| Problem details |
Go through the material below, count the lines with the word "find", and reply with the count alone.

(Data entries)
## BEGIN

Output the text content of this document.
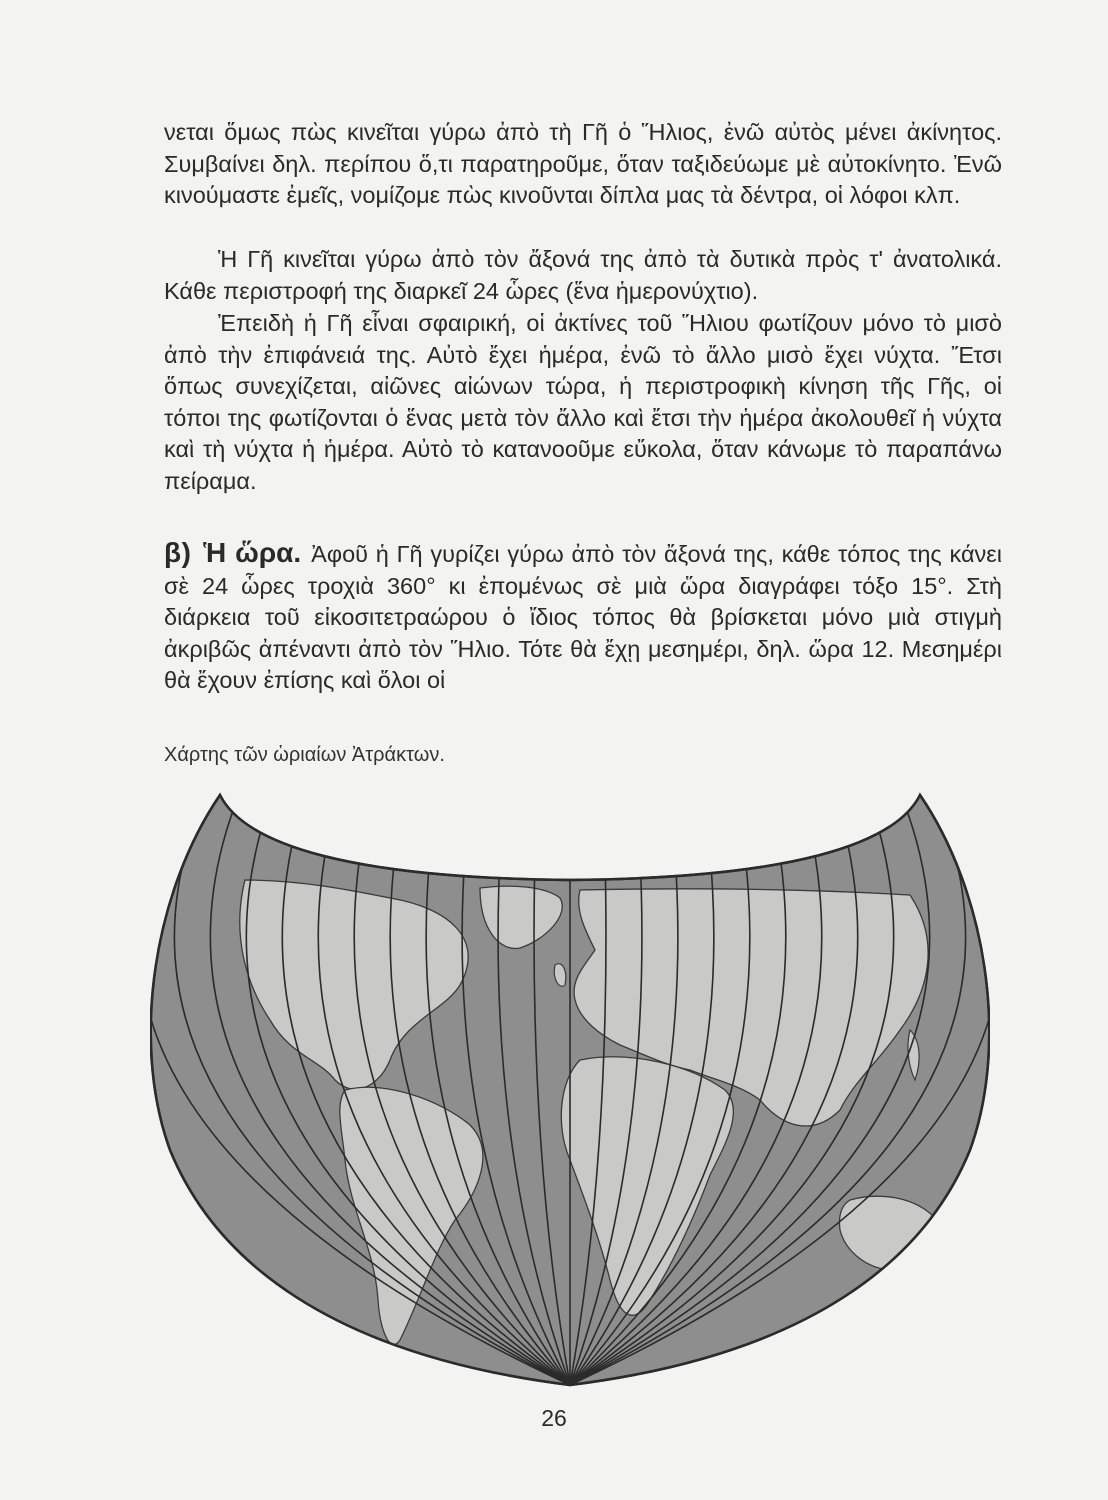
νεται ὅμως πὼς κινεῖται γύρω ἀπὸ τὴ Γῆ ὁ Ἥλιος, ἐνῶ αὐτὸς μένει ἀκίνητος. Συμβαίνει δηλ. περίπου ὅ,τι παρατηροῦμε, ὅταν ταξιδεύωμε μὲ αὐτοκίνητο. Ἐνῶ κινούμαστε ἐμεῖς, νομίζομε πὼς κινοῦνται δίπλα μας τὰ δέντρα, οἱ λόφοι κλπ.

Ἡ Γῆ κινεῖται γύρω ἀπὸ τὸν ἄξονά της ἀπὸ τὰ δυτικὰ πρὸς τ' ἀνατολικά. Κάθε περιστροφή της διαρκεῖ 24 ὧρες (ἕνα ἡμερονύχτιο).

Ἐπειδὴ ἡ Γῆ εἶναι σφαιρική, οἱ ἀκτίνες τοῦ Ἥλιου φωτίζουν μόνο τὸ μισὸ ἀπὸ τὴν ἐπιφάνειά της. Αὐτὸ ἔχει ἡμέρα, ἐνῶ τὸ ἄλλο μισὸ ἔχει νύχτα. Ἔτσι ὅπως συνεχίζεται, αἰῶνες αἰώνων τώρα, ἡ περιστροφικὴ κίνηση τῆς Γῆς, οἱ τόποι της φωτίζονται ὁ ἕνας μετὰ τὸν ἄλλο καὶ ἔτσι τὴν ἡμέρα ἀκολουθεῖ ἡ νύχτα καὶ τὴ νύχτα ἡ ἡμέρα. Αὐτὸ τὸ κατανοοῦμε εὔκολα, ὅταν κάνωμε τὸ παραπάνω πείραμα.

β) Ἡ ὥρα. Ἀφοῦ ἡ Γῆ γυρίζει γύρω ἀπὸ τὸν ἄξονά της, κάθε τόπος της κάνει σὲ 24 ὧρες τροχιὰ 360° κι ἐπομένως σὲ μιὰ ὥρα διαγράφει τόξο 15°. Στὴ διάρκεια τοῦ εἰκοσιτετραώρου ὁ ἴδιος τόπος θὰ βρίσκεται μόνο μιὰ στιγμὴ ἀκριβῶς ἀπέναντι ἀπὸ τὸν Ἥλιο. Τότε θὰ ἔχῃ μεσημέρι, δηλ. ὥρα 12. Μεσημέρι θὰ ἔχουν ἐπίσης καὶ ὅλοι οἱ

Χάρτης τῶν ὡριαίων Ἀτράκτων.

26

## END
## BEGIN

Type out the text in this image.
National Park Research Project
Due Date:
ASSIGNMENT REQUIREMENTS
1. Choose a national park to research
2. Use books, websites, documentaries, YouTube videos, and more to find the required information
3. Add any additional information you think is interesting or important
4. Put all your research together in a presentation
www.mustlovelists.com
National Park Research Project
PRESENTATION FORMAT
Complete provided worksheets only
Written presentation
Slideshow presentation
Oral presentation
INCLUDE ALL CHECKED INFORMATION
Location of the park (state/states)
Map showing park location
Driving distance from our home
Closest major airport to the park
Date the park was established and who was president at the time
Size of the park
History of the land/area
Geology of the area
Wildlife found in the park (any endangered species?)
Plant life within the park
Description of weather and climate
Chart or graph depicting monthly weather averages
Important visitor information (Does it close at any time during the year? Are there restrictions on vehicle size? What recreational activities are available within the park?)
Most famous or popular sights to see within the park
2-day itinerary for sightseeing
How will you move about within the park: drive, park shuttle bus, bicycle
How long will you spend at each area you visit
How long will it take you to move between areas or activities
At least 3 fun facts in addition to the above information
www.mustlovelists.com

## END
## BEGIN

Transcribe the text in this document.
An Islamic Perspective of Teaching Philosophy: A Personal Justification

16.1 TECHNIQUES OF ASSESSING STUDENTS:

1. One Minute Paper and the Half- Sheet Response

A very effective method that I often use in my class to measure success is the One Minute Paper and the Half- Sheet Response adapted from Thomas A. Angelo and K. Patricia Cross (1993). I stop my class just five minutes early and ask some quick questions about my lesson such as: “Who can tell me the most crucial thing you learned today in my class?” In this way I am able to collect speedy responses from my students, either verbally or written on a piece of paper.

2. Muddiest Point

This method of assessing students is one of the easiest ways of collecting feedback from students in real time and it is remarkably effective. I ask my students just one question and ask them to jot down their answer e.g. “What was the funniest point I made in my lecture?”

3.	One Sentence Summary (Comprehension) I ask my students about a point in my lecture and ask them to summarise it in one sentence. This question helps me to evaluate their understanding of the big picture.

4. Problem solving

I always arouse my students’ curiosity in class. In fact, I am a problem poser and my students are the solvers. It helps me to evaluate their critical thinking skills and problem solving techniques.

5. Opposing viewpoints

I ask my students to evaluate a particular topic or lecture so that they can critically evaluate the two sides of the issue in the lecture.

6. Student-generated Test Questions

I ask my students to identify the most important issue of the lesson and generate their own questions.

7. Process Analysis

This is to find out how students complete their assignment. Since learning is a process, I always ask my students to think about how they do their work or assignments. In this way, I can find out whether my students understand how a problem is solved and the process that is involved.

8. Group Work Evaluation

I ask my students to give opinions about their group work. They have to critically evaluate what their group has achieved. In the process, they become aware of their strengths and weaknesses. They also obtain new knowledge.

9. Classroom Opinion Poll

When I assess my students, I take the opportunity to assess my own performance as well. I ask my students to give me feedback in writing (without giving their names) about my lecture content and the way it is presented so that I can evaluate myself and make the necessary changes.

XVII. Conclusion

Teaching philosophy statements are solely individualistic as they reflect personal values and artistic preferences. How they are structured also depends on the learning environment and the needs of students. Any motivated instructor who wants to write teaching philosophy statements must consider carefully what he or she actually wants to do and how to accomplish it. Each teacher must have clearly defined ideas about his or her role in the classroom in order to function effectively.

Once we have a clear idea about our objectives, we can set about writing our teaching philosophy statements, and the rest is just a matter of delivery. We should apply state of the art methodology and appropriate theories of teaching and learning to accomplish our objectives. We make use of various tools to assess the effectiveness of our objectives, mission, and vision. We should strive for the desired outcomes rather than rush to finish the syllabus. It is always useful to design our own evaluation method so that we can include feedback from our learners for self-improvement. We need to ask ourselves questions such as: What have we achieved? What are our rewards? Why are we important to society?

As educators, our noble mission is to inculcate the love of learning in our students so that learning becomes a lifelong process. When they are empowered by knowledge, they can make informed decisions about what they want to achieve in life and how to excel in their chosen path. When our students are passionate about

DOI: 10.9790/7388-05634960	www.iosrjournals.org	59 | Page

## END

| Exercise answer |
2